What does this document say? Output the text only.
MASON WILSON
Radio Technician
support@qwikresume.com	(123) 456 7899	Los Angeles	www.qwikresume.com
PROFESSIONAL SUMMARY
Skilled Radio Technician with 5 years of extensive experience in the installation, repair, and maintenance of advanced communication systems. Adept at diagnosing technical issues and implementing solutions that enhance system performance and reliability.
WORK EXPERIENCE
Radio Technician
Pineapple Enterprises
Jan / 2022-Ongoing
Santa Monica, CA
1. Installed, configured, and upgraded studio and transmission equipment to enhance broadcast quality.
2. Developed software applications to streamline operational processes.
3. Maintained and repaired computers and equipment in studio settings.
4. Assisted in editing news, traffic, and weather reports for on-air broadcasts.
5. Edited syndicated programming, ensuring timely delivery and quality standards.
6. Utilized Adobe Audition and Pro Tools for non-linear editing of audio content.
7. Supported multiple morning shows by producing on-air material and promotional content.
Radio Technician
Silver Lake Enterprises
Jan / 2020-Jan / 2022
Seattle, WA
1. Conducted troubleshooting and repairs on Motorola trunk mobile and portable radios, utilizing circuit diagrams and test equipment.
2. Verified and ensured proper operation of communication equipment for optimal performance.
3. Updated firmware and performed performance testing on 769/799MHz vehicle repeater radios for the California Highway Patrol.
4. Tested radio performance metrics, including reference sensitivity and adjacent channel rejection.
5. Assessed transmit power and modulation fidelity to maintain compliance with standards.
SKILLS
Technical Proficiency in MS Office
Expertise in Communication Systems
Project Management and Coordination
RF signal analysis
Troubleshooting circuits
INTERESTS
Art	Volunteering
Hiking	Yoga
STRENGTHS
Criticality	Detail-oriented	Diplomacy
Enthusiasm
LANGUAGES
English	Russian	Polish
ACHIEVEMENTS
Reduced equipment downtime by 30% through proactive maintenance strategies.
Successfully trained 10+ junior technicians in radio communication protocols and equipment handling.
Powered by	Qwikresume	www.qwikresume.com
◆ ◆ ◆ ◆ ◆ ◆ ◆
> **What to do**:
Which lines include "radios"? Copy each of them out.

> **Reply**:
1. Conducted troubleshooting and repairs on Motorola trunk mobile and portable radios, utilizing circuit diagrams and test equipment.
3. Updated firmware and performed performance testing on 769/799MHz vehicle repeater radios for the California Highway Patrol.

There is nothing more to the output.